*** SUPPLIED RECORDS

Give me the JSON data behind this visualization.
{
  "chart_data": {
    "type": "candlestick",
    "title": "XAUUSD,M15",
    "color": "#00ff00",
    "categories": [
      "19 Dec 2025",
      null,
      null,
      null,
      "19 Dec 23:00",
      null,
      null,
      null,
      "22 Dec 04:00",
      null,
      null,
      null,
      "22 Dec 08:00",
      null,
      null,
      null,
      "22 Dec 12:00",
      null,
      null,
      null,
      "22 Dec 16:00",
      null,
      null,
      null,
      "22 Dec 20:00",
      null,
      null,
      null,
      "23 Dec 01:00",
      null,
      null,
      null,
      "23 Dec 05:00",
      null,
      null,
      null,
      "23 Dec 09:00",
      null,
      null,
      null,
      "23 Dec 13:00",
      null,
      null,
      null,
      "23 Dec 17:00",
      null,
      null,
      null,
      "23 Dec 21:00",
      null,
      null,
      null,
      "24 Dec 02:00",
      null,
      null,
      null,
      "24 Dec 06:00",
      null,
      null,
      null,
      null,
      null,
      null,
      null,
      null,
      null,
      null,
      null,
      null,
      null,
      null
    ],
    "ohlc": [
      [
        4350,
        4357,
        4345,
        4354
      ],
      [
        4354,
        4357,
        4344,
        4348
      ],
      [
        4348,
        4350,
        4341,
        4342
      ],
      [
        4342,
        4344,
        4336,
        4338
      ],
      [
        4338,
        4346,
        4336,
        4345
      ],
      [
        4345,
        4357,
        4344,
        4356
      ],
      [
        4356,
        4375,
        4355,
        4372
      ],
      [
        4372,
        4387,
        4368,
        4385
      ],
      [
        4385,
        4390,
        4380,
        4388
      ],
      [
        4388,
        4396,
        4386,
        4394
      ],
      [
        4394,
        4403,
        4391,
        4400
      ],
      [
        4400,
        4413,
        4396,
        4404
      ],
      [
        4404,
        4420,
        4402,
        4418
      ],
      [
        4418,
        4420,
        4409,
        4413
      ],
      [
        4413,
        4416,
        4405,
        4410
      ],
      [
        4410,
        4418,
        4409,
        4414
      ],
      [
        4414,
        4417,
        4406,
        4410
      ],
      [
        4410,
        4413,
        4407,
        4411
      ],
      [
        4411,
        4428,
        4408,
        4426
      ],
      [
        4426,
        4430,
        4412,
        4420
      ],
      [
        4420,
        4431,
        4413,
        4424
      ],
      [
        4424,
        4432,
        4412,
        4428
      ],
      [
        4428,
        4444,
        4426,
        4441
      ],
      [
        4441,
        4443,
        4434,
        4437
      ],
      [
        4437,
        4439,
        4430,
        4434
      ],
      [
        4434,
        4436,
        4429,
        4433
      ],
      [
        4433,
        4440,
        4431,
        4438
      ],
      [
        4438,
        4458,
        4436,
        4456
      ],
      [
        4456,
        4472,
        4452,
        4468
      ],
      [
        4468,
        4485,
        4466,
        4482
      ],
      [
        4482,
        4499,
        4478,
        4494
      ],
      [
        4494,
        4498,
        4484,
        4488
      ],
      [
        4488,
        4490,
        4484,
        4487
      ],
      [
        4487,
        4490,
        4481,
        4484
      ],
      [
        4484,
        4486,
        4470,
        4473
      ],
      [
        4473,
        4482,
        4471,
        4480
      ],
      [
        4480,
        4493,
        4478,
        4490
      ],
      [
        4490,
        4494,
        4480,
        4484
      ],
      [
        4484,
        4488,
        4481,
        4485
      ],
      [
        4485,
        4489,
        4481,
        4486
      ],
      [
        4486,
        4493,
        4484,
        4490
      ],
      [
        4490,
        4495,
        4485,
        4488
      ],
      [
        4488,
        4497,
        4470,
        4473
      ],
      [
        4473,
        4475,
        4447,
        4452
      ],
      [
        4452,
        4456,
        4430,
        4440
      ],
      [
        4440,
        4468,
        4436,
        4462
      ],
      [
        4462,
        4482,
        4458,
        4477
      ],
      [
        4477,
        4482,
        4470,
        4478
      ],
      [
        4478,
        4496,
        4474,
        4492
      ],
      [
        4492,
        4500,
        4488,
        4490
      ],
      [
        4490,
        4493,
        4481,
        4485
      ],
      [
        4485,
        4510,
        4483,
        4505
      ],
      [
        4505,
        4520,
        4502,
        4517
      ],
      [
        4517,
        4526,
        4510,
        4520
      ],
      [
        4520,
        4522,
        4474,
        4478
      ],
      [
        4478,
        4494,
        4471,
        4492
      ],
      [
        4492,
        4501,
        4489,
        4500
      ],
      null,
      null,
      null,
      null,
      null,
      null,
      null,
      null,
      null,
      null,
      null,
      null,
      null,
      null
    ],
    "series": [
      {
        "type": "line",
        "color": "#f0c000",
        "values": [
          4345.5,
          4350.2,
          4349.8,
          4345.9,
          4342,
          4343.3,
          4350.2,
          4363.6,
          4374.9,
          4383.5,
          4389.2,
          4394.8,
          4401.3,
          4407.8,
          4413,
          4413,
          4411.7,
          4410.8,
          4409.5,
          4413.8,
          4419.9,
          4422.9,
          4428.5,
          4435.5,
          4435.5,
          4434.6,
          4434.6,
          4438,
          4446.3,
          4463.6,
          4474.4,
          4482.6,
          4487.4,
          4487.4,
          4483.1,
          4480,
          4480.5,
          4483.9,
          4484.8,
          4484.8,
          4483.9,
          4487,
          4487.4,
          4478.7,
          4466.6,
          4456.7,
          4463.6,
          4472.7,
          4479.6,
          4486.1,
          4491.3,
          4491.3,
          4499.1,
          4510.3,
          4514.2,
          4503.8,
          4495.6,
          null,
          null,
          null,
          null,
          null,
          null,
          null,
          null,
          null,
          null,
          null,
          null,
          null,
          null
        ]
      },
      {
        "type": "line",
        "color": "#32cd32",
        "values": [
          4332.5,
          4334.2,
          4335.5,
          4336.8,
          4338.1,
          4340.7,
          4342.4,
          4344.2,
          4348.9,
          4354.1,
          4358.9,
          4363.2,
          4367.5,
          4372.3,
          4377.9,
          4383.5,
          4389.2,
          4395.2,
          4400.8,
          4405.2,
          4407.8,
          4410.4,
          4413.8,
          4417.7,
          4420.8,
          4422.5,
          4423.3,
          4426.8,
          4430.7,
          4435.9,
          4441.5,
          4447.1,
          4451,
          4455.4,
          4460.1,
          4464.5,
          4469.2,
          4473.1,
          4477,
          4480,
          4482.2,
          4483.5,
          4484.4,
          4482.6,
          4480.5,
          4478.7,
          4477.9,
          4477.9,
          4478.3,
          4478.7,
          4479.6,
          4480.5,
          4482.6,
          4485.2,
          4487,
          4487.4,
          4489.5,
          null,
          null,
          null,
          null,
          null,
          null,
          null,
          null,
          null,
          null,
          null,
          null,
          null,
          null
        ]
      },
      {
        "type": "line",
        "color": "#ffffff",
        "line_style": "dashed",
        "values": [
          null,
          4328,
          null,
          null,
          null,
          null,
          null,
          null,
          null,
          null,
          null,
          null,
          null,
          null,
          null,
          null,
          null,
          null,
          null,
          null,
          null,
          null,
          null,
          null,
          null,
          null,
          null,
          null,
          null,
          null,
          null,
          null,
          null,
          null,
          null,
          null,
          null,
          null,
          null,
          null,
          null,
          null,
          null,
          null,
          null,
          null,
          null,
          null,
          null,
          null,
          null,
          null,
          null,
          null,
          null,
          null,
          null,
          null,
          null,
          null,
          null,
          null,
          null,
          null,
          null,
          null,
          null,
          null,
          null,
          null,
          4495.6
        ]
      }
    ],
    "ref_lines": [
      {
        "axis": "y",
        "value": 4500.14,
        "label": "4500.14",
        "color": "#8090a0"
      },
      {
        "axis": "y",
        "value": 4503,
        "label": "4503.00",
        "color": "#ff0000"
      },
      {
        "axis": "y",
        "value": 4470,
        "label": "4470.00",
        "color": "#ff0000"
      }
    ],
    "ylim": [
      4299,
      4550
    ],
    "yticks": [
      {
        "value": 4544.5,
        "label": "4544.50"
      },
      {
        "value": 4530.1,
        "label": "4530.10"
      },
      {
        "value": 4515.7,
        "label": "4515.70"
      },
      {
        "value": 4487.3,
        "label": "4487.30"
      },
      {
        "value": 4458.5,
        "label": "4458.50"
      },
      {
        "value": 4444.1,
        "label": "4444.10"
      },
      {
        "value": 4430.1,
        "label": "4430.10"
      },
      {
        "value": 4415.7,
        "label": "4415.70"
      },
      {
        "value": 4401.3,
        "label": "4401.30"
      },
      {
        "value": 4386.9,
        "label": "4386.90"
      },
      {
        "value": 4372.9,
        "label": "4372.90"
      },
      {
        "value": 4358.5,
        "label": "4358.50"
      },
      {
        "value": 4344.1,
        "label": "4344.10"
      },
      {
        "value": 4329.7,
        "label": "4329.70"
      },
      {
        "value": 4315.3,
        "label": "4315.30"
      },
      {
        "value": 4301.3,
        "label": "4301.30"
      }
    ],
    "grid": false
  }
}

******

*AIM OF THE TASK*: What is the number of lines in this listing that contain the word "color"? Answer with that number and nothing else.

*RESPONSE TO THE EXERCISE*: 7